▸ **What you will do**
From the entries below, pull out each line where "лица" appears.

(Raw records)
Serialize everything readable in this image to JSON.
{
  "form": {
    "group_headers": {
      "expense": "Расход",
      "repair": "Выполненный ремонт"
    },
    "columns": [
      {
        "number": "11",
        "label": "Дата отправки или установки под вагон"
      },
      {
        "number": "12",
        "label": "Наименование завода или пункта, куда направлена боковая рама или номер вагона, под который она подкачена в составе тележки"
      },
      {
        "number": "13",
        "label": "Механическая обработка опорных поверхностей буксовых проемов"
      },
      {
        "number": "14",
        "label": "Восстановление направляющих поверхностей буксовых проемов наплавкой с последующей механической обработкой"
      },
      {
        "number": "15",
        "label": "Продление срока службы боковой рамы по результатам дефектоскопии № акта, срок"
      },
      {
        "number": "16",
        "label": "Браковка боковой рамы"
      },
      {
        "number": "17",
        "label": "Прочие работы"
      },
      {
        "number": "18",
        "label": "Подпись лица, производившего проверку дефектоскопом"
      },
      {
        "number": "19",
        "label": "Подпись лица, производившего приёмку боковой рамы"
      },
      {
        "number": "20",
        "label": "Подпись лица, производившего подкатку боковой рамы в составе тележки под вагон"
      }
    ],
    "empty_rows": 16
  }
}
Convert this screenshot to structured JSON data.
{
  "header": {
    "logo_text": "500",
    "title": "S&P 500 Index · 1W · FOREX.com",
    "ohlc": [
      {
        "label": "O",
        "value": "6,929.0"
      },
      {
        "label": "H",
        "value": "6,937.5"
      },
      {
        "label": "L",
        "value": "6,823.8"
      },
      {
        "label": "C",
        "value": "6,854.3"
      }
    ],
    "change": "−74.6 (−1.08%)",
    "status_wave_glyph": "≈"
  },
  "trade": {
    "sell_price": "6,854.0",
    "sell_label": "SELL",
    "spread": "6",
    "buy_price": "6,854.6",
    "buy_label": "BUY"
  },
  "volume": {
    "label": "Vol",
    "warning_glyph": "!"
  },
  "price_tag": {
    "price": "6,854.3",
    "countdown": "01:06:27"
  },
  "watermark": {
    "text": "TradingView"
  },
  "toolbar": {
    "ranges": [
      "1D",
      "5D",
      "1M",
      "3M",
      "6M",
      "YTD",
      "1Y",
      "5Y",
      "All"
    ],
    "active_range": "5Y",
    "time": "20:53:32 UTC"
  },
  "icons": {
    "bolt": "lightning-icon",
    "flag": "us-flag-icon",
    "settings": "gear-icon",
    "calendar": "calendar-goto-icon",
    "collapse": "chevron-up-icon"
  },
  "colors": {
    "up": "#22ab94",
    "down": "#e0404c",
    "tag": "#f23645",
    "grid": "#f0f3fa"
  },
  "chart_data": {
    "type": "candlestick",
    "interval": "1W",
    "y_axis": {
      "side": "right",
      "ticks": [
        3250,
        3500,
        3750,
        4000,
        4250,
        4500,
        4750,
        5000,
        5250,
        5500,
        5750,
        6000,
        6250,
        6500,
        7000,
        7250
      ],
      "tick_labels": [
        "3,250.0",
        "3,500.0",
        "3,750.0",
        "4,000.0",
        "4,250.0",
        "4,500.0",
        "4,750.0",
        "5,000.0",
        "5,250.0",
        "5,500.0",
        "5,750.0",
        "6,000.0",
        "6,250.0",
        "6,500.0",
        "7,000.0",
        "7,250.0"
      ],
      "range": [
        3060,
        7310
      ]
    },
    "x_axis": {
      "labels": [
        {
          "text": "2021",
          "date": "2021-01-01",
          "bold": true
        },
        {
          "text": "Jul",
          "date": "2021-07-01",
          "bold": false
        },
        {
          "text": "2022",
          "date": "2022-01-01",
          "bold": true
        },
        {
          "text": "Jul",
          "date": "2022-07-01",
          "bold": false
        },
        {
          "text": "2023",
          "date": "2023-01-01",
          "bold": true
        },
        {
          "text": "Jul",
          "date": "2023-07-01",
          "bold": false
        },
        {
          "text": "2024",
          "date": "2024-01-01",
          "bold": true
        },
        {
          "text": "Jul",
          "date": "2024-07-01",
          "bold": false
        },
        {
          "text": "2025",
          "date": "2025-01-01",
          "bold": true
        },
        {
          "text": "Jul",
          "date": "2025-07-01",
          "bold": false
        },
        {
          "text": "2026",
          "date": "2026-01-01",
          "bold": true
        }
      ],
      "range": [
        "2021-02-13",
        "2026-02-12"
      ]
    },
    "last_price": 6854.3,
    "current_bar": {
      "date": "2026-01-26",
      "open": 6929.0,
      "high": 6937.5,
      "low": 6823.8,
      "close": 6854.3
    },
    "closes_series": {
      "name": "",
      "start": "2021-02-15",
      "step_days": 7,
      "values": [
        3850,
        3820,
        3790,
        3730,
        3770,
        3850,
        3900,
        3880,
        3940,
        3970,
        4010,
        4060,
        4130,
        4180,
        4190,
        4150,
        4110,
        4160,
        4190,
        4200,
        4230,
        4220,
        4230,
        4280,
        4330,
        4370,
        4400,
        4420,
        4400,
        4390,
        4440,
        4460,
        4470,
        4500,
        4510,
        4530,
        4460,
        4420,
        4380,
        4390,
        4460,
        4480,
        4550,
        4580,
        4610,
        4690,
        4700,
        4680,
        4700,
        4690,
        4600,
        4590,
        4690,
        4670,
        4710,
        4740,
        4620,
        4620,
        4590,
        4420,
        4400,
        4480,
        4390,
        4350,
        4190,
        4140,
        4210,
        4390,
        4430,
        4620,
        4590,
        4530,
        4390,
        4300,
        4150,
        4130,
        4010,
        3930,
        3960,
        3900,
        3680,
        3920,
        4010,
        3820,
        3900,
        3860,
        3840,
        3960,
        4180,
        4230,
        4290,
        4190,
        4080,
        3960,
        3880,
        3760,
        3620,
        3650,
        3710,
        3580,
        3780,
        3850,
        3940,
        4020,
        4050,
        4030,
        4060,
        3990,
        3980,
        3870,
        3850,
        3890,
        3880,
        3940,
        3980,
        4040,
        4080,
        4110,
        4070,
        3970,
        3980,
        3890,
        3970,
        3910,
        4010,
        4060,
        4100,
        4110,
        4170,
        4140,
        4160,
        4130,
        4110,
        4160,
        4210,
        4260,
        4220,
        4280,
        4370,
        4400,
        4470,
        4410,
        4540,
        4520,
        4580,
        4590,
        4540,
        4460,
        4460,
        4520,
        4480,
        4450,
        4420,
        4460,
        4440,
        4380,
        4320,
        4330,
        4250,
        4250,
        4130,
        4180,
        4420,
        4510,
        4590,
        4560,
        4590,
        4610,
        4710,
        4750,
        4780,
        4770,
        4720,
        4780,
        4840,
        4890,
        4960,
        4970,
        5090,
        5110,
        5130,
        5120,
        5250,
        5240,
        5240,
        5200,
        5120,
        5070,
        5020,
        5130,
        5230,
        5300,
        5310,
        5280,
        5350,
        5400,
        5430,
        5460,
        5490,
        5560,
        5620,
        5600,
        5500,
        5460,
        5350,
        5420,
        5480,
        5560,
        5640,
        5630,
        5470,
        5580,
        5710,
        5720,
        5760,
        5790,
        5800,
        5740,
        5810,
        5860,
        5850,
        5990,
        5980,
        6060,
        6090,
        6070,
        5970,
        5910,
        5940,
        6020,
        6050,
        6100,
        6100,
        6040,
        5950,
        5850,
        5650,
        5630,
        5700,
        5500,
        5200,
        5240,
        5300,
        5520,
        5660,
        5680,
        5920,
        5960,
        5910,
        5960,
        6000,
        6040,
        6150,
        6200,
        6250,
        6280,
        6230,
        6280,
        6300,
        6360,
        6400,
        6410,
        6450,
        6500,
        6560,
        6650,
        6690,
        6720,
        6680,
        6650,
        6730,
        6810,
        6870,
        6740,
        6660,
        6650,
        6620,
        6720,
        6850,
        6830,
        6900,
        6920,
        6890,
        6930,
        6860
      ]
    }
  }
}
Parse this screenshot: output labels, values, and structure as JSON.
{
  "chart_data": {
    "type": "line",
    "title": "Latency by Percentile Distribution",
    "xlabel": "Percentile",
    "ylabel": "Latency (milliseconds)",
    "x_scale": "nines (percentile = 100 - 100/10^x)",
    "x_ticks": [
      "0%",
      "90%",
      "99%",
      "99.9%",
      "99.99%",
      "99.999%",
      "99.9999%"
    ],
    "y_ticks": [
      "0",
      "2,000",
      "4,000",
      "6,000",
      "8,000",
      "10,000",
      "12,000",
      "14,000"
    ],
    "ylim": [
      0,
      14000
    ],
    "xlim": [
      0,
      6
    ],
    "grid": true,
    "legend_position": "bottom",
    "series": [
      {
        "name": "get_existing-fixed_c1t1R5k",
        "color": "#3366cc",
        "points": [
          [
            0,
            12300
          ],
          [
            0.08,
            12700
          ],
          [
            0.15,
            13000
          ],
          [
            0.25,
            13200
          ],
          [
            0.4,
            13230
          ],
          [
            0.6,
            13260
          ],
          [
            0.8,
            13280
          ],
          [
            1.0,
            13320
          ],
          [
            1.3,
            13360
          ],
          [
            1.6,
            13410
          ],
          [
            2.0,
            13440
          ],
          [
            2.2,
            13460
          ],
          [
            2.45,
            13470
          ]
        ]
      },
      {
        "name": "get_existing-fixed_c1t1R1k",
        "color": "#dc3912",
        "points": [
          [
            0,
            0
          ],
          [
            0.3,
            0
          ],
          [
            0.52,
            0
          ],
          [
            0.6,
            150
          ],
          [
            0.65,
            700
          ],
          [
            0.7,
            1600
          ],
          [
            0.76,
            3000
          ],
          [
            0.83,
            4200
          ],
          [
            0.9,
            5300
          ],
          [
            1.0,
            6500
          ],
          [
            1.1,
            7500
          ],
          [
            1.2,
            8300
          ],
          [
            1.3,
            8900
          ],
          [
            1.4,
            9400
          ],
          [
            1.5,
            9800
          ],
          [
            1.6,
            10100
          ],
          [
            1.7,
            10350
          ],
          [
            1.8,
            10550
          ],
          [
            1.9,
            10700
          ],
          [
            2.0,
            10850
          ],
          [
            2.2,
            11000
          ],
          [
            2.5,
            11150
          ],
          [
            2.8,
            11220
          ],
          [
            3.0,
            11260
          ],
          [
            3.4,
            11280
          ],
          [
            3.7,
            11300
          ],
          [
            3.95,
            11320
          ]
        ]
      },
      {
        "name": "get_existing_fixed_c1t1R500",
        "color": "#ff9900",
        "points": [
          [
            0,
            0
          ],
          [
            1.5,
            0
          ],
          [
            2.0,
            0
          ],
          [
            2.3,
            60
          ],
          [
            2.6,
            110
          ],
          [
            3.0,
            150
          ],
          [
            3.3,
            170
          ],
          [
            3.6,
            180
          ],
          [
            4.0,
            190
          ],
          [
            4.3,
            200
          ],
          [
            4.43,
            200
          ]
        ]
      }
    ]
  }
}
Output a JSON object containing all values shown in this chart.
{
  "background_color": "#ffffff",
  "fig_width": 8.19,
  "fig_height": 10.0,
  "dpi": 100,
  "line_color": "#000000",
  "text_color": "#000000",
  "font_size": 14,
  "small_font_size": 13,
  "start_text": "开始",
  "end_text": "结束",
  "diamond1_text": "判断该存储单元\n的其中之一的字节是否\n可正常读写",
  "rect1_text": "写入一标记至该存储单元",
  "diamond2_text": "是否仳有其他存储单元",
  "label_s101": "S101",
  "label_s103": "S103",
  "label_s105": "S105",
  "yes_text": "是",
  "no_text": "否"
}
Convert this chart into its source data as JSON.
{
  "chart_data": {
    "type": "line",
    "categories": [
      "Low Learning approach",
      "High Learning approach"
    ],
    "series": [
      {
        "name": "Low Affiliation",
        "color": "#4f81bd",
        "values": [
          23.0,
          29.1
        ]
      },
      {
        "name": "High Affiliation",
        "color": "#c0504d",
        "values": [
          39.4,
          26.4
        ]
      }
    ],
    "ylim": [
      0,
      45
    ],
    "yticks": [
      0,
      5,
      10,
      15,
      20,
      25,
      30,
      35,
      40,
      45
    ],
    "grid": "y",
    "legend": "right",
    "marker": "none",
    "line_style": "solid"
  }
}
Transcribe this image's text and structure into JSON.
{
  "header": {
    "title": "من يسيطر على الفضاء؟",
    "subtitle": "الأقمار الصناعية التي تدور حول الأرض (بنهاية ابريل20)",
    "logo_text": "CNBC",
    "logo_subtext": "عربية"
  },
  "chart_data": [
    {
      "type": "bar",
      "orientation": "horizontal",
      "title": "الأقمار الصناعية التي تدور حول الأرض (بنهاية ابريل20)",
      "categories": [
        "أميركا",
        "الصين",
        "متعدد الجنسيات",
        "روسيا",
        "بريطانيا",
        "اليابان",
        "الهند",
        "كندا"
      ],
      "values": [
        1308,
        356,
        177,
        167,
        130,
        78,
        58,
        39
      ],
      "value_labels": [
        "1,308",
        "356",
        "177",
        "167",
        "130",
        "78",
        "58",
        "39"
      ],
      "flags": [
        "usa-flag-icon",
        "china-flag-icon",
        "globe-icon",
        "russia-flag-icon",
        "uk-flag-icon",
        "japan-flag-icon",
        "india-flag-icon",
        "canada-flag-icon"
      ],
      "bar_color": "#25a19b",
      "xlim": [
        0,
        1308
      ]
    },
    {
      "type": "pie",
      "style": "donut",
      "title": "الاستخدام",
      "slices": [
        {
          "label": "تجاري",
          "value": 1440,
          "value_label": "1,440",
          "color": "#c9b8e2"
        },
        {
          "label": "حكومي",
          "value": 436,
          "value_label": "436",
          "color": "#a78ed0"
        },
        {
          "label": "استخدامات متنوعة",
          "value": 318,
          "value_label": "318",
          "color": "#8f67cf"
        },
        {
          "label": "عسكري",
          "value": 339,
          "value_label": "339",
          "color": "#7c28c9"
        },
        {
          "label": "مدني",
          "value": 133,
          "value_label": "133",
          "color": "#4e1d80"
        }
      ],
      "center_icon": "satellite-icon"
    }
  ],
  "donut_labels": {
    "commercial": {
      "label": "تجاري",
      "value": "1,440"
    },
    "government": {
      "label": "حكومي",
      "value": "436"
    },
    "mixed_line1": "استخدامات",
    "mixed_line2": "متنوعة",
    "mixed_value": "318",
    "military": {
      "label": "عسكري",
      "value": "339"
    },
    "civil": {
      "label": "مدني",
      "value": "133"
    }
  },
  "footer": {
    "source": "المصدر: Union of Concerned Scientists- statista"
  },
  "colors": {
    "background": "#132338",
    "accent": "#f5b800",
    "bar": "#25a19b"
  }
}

▸ **Task solution**
        "label": "Подпись лица, производившего проверку дефектоскопом"
        "label": "Подпись лица, производившего приёмку боковой рамы"
        "label": "Подпись лица, производившего подкатку боковой рамы в составе тележки под вагон"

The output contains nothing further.